• [WORK INSTRUCTION]: In the listing below, identify each line with the word "text" and return those lines.

..............................

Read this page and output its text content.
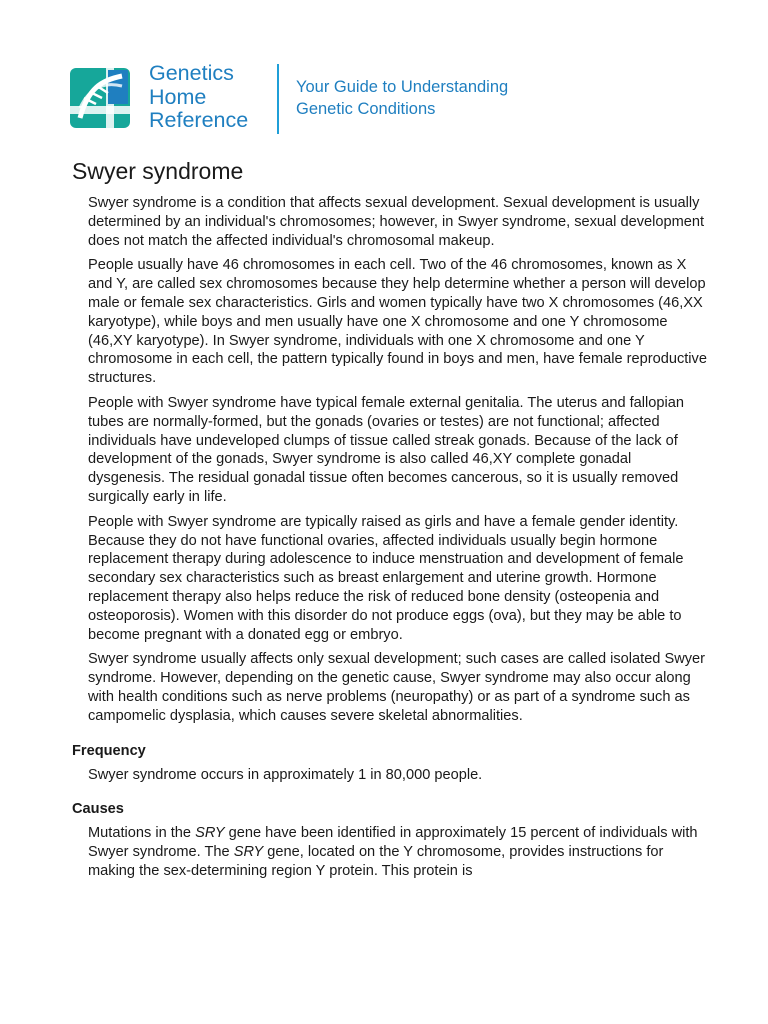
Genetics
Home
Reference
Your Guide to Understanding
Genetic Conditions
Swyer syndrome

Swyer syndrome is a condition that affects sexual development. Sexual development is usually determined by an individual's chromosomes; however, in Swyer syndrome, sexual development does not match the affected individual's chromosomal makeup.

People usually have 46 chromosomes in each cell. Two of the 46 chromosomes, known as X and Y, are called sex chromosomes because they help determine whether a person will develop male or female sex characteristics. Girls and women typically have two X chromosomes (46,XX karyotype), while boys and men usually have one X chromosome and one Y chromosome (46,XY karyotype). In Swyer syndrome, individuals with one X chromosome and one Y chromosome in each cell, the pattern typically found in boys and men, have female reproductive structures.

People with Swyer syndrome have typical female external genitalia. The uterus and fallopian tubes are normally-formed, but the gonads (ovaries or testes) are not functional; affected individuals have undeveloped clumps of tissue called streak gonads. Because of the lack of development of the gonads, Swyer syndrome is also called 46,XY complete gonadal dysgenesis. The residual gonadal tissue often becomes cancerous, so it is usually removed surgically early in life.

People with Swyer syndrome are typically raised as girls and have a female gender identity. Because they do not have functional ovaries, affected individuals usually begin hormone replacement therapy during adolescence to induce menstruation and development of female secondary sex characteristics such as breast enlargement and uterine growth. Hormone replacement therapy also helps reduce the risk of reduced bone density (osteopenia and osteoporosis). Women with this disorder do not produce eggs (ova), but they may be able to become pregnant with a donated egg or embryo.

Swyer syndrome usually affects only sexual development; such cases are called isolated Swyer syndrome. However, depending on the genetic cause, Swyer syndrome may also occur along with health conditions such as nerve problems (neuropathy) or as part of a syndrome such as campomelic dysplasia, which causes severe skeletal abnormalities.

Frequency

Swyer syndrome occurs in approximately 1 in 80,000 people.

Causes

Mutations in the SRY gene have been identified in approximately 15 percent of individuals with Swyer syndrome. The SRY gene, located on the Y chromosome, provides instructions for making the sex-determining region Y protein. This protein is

..............................

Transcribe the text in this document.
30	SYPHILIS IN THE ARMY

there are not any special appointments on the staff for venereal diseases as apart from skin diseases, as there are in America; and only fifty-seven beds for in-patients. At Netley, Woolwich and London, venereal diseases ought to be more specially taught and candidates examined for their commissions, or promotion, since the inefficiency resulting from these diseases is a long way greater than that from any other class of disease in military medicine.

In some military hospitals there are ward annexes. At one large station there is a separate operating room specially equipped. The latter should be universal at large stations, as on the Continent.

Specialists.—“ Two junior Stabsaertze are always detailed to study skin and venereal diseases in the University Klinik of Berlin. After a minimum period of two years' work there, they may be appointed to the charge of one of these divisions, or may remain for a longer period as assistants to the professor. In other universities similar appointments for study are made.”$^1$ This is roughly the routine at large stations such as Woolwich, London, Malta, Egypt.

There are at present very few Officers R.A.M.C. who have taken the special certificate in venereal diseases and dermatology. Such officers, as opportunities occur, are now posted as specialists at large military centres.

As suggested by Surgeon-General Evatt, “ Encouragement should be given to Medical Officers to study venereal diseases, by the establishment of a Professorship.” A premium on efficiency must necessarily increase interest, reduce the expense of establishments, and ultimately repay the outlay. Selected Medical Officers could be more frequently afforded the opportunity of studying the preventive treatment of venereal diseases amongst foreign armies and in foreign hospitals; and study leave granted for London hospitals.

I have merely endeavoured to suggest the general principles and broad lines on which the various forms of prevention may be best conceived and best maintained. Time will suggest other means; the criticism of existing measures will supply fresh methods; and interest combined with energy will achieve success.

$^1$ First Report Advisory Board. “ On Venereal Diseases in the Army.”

..............................

• [PROBLEM SOLUTION]:
Read this page and output its text content.
Transcribe the text in this document.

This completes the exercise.